*** Data shown ***

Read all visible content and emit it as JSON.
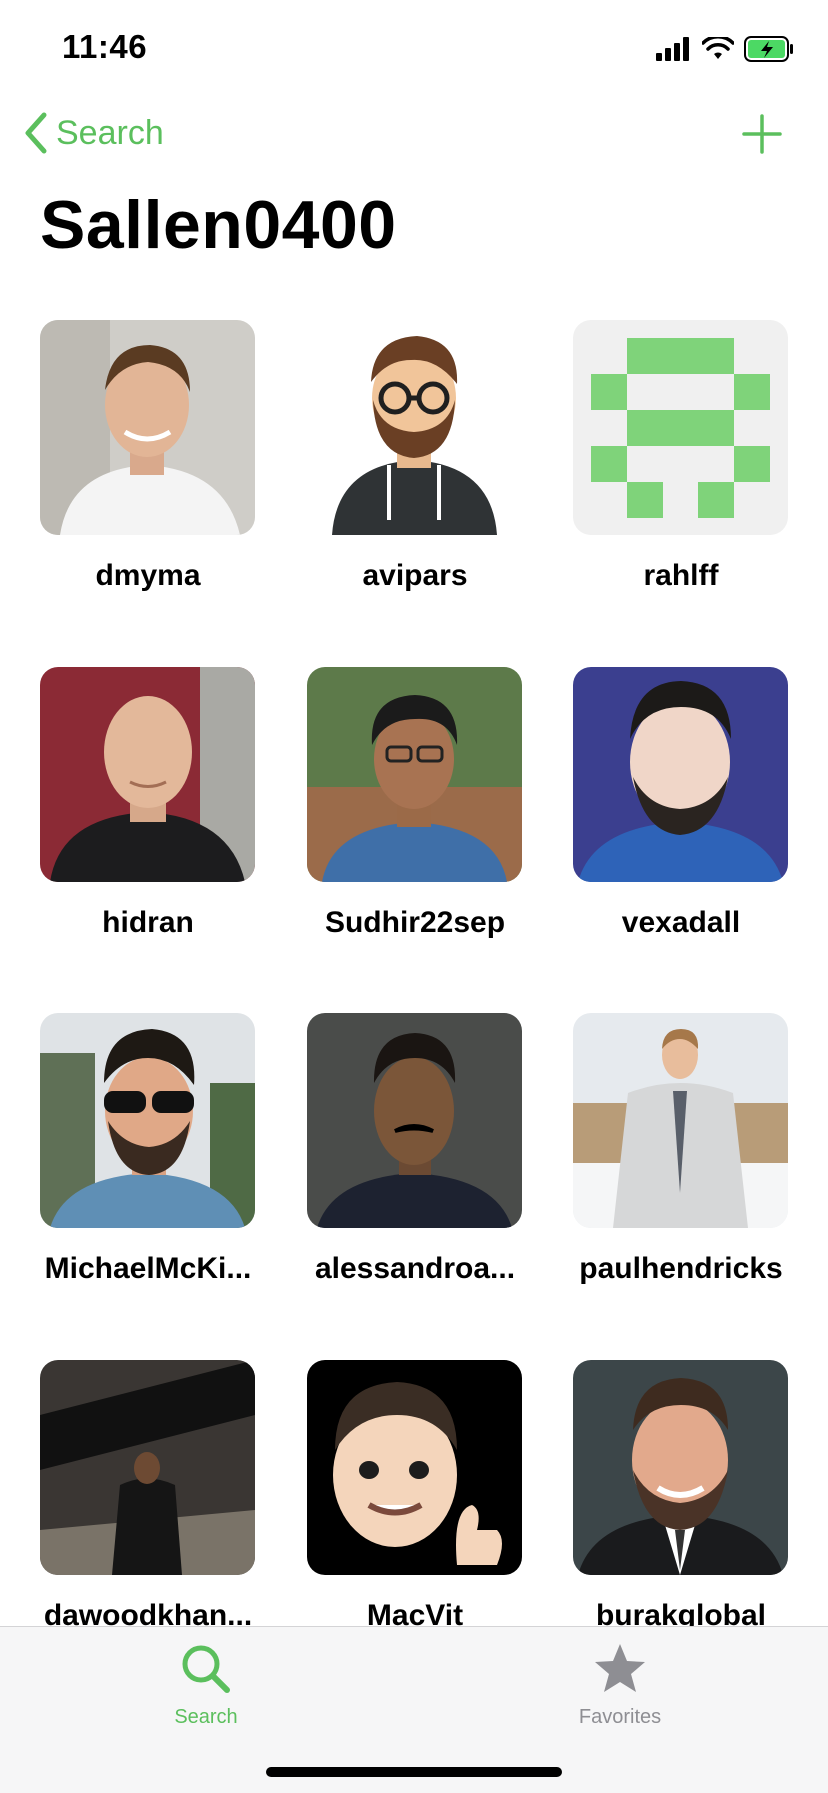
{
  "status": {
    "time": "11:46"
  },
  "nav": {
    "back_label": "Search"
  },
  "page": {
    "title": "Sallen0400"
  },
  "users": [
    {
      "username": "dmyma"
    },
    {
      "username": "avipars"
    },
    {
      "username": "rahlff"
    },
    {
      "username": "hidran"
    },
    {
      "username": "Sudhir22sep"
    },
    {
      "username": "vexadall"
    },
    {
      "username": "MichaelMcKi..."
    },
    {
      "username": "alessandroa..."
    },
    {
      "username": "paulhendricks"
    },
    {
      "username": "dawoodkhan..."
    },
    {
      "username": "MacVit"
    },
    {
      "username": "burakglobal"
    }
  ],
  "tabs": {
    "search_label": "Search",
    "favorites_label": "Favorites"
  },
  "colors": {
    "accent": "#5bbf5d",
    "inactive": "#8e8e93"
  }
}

***

* What you should do *
Copy each line of the preceding data that contains the string "username".

* Finished exercise *
      "username": "dmyma"
      "username": "avipars"
      "username": "rahlff"
      "username": "hidran"
      "username": "Sudhir22sep"
      "username": "vexadall"
      "username": "MichaelMcKi..."
      "username": "alessandroa..."
      "username": "paulhendricks"
      "username": "dawoodkhan..."
      "username": "MacVit"
      "username": "burakglobal"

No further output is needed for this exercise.